Copy the data exactly as it appears, and do not include any pictures.

- - -

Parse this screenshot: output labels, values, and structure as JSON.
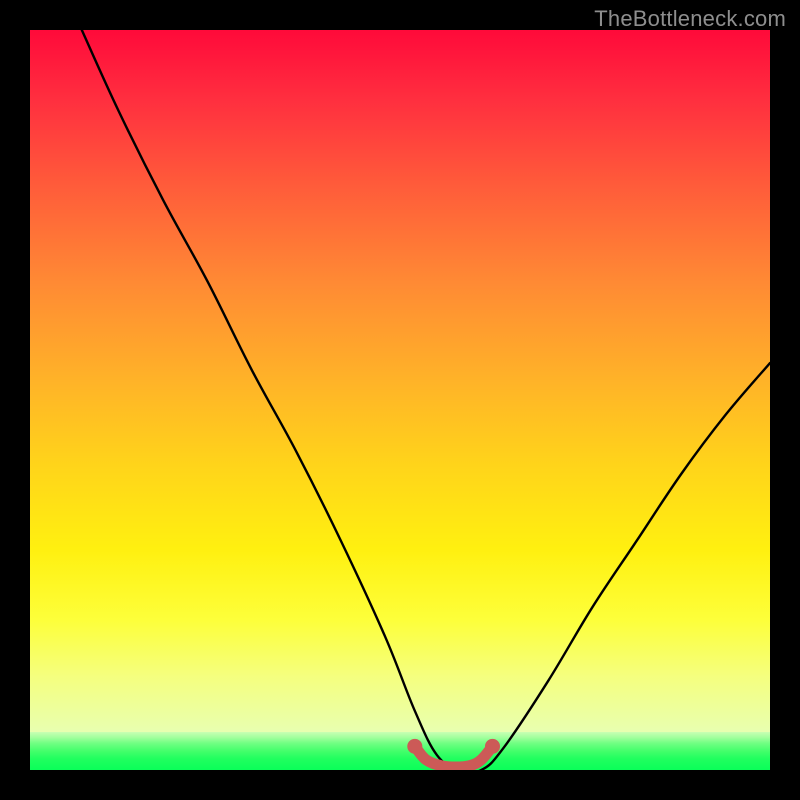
{
  "watermark": "TheBottleneck.com",
  "chart_data": {
    "type": "line",
    "title": "",
    "xlabel": "",
    "ylabel": "",
    "xlim": [
      0,
      100
    ],
    "ylim": [
      0,
      100
    ],
    "note": "V-shaped bottleneck curve over a vertical red→yellow→green gradient; valley ≈ x 53–62 at y≈0; left arm reaches y≈100 near x≈7; right arm reaches y≈55 at x=100.",
    "series": [
      {
        "name": "curve",
        "x": [
          7,
          12,
          18,
          24,
          30,
          36,
          42,
          48,
          52,
          55,
          58,
          61,
          64,
          70,
          76,
          82,
          88,
          94,
          100
        ],
        "y": [
          100,
          89,
          77,
          66,
          54,
          43,
          31,
          18,
          8,
          2,
          0,
          0,
          3,
          12,
          22,
          31,
          40,
          48,
          55
        ]
      },
      {
        "name": "valley-marker",
        "x": [
          52,
          53.5,
          55.5,
          57.5,
          59.5,
          61,
          62.5
        ],
        "y": [
          3.2,
          1.4,
          0.6,
          0.4,
          0.6,
          1.4,
          3.2
        ]
      }
    ],
    "colors": {
      "curve": "#000000",
      "marker": "#cc5a57",
      "background_top": "#ff0a3a",
      "background_mid": "#ffd41a",
      "background_bottom": "#0aff59"
    }
  }
}
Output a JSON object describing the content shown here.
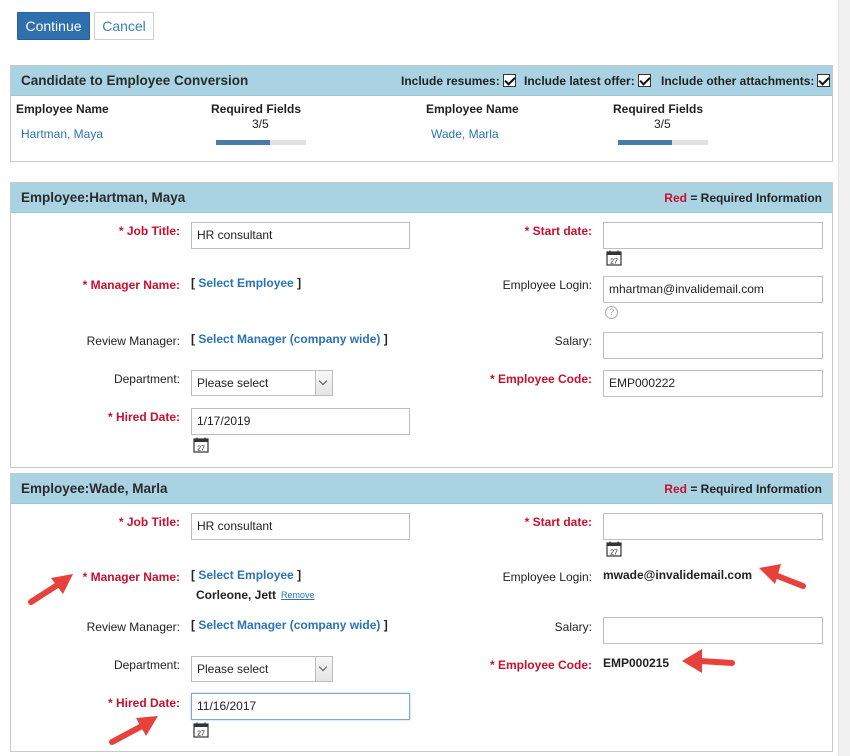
{
  "actions": {
    "continue_label": "Continue",
    "cancel_label": "Cancel"
  },
  "conversion": {
    "title": "Candidate to Employee Conversion",
    "options": [
      {
        "label": "Include resumes:",
        "checked": true
      },
      {
        "label": "Include latest offer:",
        "checked": true
      },
      {
        "label": "Include other attachments:",
        "checked": true
      }
    ],
    "col_employee": "Employee Name",
    "col_required": "Required Fields",
    "candidates": [
      {
        "name": "Hartman, Maya",
        "required": "3/5",
        "progress": 0.6
      },
      {
        "name": "Wade, Marla",
        "required": "3/5",
        "progress": 0.6
      }
    ]
  },
  "legend": {
    "red": "Red",
    "text": "= Required Information"
  },
  "forms": [
    {
      "title": "Employee:Hartman, Maya",
      "job_title_label": "* Job Title:",
      "job_title": "HR consultant",
      "manager_label": "* Manager Name:",
      "select_employee": "Select Employee",
      "manager_selected": "",
      "remove": "",
      "review_label": "Review Manager:",
      "select_manager": "Select Manager (company wide)",
      "department_label": "Department:",
      "department": "Please select",
      "hired_label": "* Hired Date:",
      "hired": "1/17/2019",
      "start_label": "* Start date:",
      "start": "",
      "login_label": "Employee Login:",
      "login": "mhartman@invalidemail.com",
      "salary_label": "Salary:",
      "salary": "",
      "code_label": "* Employee Code:",
      "code": "EMP000222",
      "cal_day": "27",
      "help": "?"
    },
    {
      "title": "Employee:Wade, Marla",
      "job_title_label": "* Job Title:",
      "job_title": "HR consultant",
      "manager_label": "* Manager Name:",
      "select_employee": "Select Employee",
      "manager_selected": "Corleone, Jett",
      "remove": "Remove",
      "review_label": "Review Manager:",
      "select_manager": "Select Manager (company wide)",
      "department_label": "Department:",
      "department": "Please select",
      "hired_label": "* Hired Date:",
      "hired": "11/16/2017",
      "start_label": "* Start date:",
      "start": "",
      "login_label": "Employee Login:",
      "login": "mwade@invalidemail.com",
      "salary_label": "Salary:",
      "salary": "",
      "code_label": "* Employee Code:",
      "code": "EMP000215",
      "cal_day": "27"
    }
  ],
  "colors": {
    "header_bg": "#a9d3e2",
    "primary": "#2f6fad",
    "required": "#c8102e",
    "annotation_arrow": "#e8403a"
  },
  "icons": [
    "calendar-icon",
    "help-icon",
    "checkbox-checked-icon",
    "chevron-down-icon",
    "annotation-arrow-icon"
  ]
}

- - -

§ THE OUTPUT:
Parse this screenshot: output labels, values, and structure as JSON.
{
  "watermark": "TheBottleneck.com",
  "chart_data": {
    "type": "line",
    "title": "",
    "xlabel": "",
    "ylabel": "",
    "xlim": [
      0,
      100
    ],
    "ylim": [
      0,
      100
    ],
    "note": "V-shaped bottleneck curve over a vertical red→yellow→green gradient; valley ≈ x 53–62 at y≈0; left arm reaches y≈100 near x≈7; right arm reaches y≈55 at x=100.",
    "series": [
      {
        "name": "curve",
        "x": [
          7,
          12,
          18,
          24,
          30,
          36,
          42,
          48,
          52,
          55,
          58,
          61,
          64,
          70,
          76,
          82,
          88,
          94,
          100
        ],
        "y": [
          100,
          89,
          77,
          66,
          54,
          43,
          31,
          18,
          8,
          2,
          0,
          0,
          3,
          12,
          22,
          31,
          40,
          48,
          55
        ]
      },
      {
        "name": "valley-marker",
        "x": [
          52,
          53.5,
          55.5,
          57.5,
          59.5,
          61,
          62.5
        ],
        "y": [
          3.2,
          1.4,
          0.6,
          0.4,
          0.6,
          1.4,
          3.2
        ]
      }
    ],
    "colors": {
      "curve": "#000000",
      "marker": "#cc5a57",
      "background_top": "#ff0a3a",
      "background_mid": "#ffd41a",
      "background_bottom": "#0aff59"
    }
  }
}
Output a JSON object describing the content shown here.
{
  "actions": {
    "continue_label": "Continue",
    "cancel_label": "Cancel"
  },
  "conversion": {
    "title": "Candidate to Employee Conversion",
    "options": [
      {
        "label": "Include resumes:",
        "checked": true
      },
      {
        "label": "Include latest offer:",
        "checked": true
      },
      {
        "label": "Include other attachments:",
        "checked": true
      }
    ],
    "col_employee": "Employee Name",
    "col_required": "Required Fields",
    "candidates": [
      {
        "name": "Hartman, Maya",
        "required": "3/5",
        "progress": 0.6
      },
      {
        "name": "Wade, Marla",
        "required": "3/5",
        "progress": 0.6
      }
    ]
  },
  "legend": {
    "red": "Red",
    "text": "= Required Information"
  },
  "forms": [
    {
      "title": "Employee:Hartman, Maya",
      "job_title_label": "* Job Title:",
      "job_title": "HR consultant",
      "manager_label": "* Manager Name:",
      "select_employee": "Select Employee",
      "manager_selected": "",
      "remove": "",
      "review_label": "Review Manager:",
      "select_manager": "Select Manager (company wide)",
      "department_label": "Department:",
      "department": "Please select",
      "hired_label": "* Hired Date:",
      "hired": "1/17/2019",
      "start_label": "* Start date:",
      "start": "",
      "login_label": "Employee Login:",
      "login": "mhartman@invalidemail.com",
      "salary_label": "Salary:",
      "salary": "",
      "code_label": "* Employee Code:",
      "code": "EMP000222",
      "cal_day": "27",
      "help": "?"
    },
    {
      "title": "Employee:Wade, Marla",
      "job_title_label": "* Job Title:",
      "job_title": "HR consultant",
      "manager_label": "* Manager Name:",
      "select_employee": "Select Employee",
      "manager_selected": "Corleone, Jett",
      "remove": "Remove",
      "review_label": "Review Manager:",
      "select_manager": "Select Manager (company wide)",
      "department_label": "Department:",
      "department": "Please select",
      "hired_label": "* Hired Date:",
      "hired": "11/16/2017",
      "start_label": "* Start date:",
      "start": "",
      "login_label": "Employee Login:",
      "login": "mwade@invalidemail.com",
      "salary_label": "Salary:",
      "salary": "",
      "code_label": "* Employee Code:",
      "code": "EMP000215",
      "cal_day": "27"
    }
  ],
  "colors": {
    "header_bg": "#a9d3e2",
    "primary": "#2f6fad",
    "required": "#c8102e",
    "annotation_arrow": "#e8403a"
  },
  "icons": [
    "calendar-icon",
    "help-icon",
    "checkbox-checked-icon",
    "chevron-down-icon",
    "annotation-arrow-icon"
  ]
}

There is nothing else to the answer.